→ EXERCISE GOAL
Each entry below is to be extracted exactly.

++++ RECORDED DATA ++++

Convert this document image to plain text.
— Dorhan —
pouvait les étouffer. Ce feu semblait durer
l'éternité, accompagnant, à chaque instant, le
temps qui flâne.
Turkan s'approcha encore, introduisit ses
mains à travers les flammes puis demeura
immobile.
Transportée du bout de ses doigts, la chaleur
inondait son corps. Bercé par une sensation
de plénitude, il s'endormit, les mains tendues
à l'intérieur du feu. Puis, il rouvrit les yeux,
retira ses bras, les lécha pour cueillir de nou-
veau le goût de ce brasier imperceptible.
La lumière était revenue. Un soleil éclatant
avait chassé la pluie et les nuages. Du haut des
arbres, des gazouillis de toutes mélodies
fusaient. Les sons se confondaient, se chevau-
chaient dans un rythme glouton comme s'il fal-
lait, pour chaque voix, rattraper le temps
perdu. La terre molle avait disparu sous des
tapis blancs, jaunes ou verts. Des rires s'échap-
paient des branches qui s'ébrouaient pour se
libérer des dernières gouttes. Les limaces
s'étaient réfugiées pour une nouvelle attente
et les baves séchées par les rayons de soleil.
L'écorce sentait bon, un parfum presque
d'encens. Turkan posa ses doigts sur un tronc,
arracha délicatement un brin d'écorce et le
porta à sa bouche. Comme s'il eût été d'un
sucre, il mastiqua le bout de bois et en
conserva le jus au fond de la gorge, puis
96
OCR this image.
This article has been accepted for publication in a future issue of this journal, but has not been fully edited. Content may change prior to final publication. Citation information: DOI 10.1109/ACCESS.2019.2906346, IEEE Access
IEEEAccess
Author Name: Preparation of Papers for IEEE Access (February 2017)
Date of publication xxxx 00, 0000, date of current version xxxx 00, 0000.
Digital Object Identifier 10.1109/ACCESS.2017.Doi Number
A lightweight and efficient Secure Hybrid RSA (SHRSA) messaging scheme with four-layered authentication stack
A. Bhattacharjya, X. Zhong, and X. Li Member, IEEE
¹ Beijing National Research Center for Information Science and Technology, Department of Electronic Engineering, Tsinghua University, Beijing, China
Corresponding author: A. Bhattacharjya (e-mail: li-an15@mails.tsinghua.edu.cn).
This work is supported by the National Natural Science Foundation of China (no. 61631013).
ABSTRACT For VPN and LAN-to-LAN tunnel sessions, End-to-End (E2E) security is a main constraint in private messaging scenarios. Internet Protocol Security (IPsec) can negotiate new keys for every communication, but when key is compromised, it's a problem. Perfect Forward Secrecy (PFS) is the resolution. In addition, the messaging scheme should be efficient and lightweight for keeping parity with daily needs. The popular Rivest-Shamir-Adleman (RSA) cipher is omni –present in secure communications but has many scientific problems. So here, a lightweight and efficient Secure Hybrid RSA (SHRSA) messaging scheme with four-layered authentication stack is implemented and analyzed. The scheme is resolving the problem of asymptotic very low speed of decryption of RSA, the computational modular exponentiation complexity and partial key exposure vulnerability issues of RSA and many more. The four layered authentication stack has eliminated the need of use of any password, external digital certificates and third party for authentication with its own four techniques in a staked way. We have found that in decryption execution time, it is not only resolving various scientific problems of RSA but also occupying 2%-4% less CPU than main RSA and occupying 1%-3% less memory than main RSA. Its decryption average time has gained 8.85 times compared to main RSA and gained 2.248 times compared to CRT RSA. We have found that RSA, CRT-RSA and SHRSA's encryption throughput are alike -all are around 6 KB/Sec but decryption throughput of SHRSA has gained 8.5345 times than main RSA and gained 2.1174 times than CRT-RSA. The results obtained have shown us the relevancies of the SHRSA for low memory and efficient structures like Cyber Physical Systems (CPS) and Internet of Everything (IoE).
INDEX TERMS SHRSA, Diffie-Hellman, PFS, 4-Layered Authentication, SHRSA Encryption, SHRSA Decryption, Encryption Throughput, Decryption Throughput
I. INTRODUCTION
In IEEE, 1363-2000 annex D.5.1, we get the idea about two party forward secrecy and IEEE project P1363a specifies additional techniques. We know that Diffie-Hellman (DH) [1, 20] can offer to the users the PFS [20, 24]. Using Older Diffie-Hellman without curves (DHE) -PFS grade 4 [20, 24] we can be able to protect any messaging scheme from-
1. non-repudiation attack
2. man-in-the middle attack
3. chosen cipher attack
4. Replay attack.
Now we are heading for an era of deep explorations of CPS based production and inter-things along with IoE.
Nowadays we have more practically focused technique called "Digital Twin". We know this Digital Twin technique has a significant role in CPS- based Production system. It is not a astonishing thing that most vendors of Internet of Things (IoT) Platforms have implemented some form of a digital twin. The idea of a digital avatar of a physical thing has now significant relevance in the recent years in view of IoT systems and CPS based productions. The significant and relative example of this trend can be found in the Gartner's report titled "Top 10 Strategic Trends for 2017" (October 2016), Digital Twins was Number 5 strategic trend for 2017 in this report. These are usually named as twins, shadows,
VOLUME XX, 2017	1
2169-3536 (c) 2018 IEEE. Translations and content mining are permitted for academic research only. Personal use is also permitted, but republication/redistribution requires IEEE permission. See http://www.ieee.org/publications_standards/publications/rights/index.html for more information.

++++

→ FINISHED ANSWER
Convert this document image to plain text.
— Dorhan —
pouvait les étouffer. Ce feu semblait durer
l'éternité, accompagnant, à chaque instant, le
temps qui flâne.
Turkan s'approcha encore, introduisit ses
mains à travers les flammes puis demeura
immobile.
Transportée du bout de ses doigts, la chaleur
inondait son corps. Bercé par une sensation
de plénitude, il s'endormit, les mains tendues
à l'intérieur du feu. Puis, il rouvrit les yeux,
retira ses bras, les lécha pour cueillir de nou-
veau le goût de ce brasier imperceptible.
La lumière était revenue. Un soleil éclatant
avait chassé la pluie et les nuages. Du haut des
arbres, des gazouillis de toutes mélodies
fusaient. Les sons se confondaient, se chevau-
chaient dans un rythme glouton comme s'il fal-
lait, pour chaque voix, rattraper le temps
perdu. La terre molle avait disparu sous des
tapis blancs, jaunes ou verts. Des rires s'échap-
paient des branches qui s'ébrouaient pour se
libérer des dernières gouttes. Les limaces
s'étaient réfugiées pour une nouvelle attente
et les baves séchées par les rayons de soleil.
L'écorce sentait bon, un parfum presque
d'encens. Turkan posa ses doigts sur un tronc,
arracha délicatement un brin d'écorce et le
porta à sa bouche. Comme s'il eût été d'un
sucre, il mastiqua le bout de bois et en
conserva le jus au fond de la gorge, puis
96
OCR this image.
This article has been accepted for publication in a future issue of this journal, but has not been fully edited. Content may change prior to final publication. Citation information: DOI 10.1109/ACCESS.2019.2906346, IEEE Access
IEEEAccess
Author Name: Preparation of Papers for IEEE Access (February 2017)
Date of publication xxxx 00, 0000, date of current version xxxx 00, 0000.
Digital Object Identifier 10.1109/ACCESS.2017.Doi Number
A lightweight and efficient Secure Hybrid RSA (SHRSA) messaging scheme with four-layered authentication stack
A. Bhattacharjya, X. Zhong, and X. Li Member, IEEE
¹ Beijing National Research Center for Information Science and Technology, Department of Electronic Engineering, Tsinghua University, Beijing, China
Corresponding author: A. Bhattacharjya (e-mail: li-an15@mails.tsinghua.edu.cn).
This work is supported by the National Natural Science Foundation of China (no. 61631013).
ABSTRACT For VPN and LAN-to-LAN tunnel sessions, End-to-End (E2E) security is a main constraint in private messaging scenarios. Internet Protocol Security (IPsec) can negotiate new keys for every communication, but when key is compromised, it's a problem. Perfect Forward Secrecy (PFS) is the resolution. In addition, the messaging scheme should be efficient and lightweight for keeping parity with daily needs. The popular Rivest-Shamir-Adleman (RSA) cipher is omni –present in secure communications but has many scientific problems. So here, a lightweight and efficient Secure Hybrid RSA (SHRSA) messaging scheme with four-layered authentication stack is implemented and analyzed. The scheme is resolving the problem of asymptotic very low speed of decryption of RSA, the computational modular exponentiation complexity and partial key exposure vulnerability issues of RSA and many more. The four layered authentication stack has eliminated the need of use of any password, external digital certificates and third party for authentication with its own four techniques in a staked way. We have found that in decryption execution time, it is not only resolving various scientific problems of RSA but also occupying 2%-4% less CPU than main RSA and occupying 1%-3% less memory than main RSA. Its decryption average time has gained 8.85 times compared to main RSA and gained 2.248 times compared to CRT RSA. We have found that RSA, CRT-RSA and SHRSA's encryption throughput are alike -all are around 6 KB/Sec but decryption throughput of SHRSA has gained 8.5345 times than main RSA and gained 2.1174 times than CRT-RSA. The results obtained have shown us the relevancies of the SHRSA for low memory and efficient structures like Cyber Physical Systems (CPS) and Internet of Everything (IoE).
INDEX TERMS SHRSA, Diffie-Hellman, PFS, 4-Layered Authentication, SHRSA Encryption, SHRSA Decryption, Encryption Throughput, Decryption Throughput
I. INTRODUCTION
In IEEE, 1363-2000 annex D.5.1, we get the idea about two party forward secrecy and IEEE project P1363a specifies additional techniques. We know that Diffie-Hellman (DH) [1, 20] can offer to the users the PFS [20, 24]. Using Older Diffie-Hellman without curves (DHE) -PFS grade 4 [20, 24] we can be able to protect any messaging scheme from-
1. non-repudiation attack
2. man-in-the middle attack
3. chosen cipher attack
4. Replay attack.
Now we are heading for an era of deep explorations of CPS based production and inter-things along with IoE.
Nowadays we have more practically focused technique called "Digital Twin". We know this Digital Twin technique has a significant role in CPS- based Production system. It is not a astonishing thing that most vendors of Internet of Things (IoT) Platforms have implemented some form of a digital twin. The idea of a digital avatar of a physical thing has now significant relevance in the recent years in view of IoT systems and CPS based productions. The significant and relative example of this trend can be found in the Gartner's report titled "Top 10 Strategic Trends for 2017" (October 2016), Digital Twins was Number 5 strategic trend for 2017 in this report. These are usually named as twins, shadows,
VOLUME XX, 2017	1
2169-3536 (c) 2018 IEEE. Translations and content mining are permitted for academic research only. Personal use is also permitted, but republication/redistribution requires IEEE permission. See http://www.ieee.org/publications_standards/publications/rights/index.html for more information.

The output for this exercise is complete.